**Materials provided**

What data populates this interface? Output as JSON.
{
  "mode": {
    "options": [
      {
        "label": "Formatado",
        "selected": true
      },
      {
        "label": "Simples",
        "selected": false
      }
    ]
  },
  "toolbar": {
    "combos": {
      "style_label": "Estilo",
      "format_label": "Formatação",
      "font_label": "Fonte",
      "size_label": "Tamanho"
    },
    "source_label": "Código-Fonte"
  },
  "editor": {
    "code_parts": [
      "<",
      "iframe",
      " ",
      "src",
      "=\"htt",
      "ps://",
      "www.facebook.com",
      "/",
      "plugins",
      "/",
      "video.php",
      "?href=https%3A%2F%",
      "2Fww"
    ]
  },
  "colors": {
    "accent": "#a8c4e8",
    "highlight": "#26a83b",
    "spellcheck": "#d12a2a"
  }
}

**Description of the task**
Write out the complete set of records exactly as given.

**Result of this task**
What data populates this interface? Output as JSON.
{
  "mode": {
    "options": [
      {
        "label": "Formatado",
        "selected": true
      },
      {
        "label": "Simples",
        "selected": false
      }
    ]
  },
  "toolbar": {
    "combos": {
      "style_label": "Estilo",
      "format_label": "Formatação",
      "font_label": "Fonte",
      "size_label": "Tamanho"
    },
    "source_label": "Código-Fonte"
  },
  "editor": {
    "code_parts": [
      "<",
      "iframe",
      " ",
      "src",
      "=\"htt",
      "ps://",
      "www.facebook.com",
      "/",
      "plugins",
      "/",
      "video.php",
      "?href=https%3A%2F%",
      "2Fww"
    ]
  },
  "colors": {
    "accent": "#a8c4e8",
    "highlight": "#26a83b",
    "spellcheck": "#d12a2a"
  }
}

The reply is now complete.